YOUR TASK: Every line of the material below must be repeated exactly.

----- EXTRACTED INFORMATION

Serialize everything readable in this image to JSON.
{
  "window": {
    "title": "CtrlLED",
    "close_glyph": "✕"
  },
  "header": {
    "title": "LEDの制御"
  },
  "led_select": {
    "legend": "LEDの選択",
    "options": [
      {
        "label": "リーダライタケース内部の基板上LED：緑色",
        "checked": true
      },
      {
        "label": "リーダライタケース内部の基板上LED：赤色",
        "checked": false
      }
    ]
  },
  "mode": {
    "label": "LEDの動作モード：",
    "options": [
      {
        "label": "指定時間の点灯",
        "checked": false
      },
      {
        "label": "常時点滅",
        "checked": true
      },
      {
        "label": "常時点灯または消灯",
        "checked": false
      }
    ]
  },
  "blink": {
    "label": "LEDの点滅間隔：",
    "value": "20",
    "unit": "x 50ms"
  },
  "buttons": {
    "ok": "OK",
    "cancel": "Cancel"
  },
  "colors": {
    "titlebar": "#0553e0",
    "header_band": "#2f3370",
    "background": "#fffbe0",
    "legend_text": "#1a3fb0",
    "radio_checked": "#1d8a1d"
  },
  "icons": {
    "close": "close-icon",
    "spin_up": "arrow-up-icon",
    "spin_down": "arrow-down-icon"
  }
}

----------

RESPONSE TO THIS EXERCISE:
Serialize everything readable in this image to JSON.
{
  "window": {
    "title": "CtrlLED",
    "close_glyph": "✕"
  },
  "header": {
    "title": "LEDの制御"
  },
  "led_select": {
    "legend": "LEDの選択",
    "options": [
      {
        "label": "リーダライタケース内部の基板上LED：緑色",
        "checked": true
      },
      {
        "label": "リーダライタケース内部の基板上LED：赤色",
        "checked": false
      }
    ]
  },
  "mode": {
    "label": "LEDの動作モード：",
    "options": [
      {
        "label": "指定時間の点灯",
        "checked": false
      },
      {
        "label": "常時点滅",
        "checked": true
      },
      {
        "label": "常時点灯または消灯",
        "checked": false
      }
    ]
  },
  "blink": {
    "label": "LEDの点滅間隔：",
    "value": "20",
    "unit": "x 50ms"
  },
  "buttons": {
    "ok": "OK",
    "cancel": "Cancel"
  },
  "colors": {
    "titlebar": "#0553e0",
    "header_band": "#2f3370",
    "background": "#fffbe0",
    "legend_text": "#1a3fb0",
    "radio_checked": "#1d8a1d"
  },
  "icons": {
    "close": "close-icon",
    "spin_up": "arrow-up-icon",
    "spin_down": "arrow-down-icon"
  }
}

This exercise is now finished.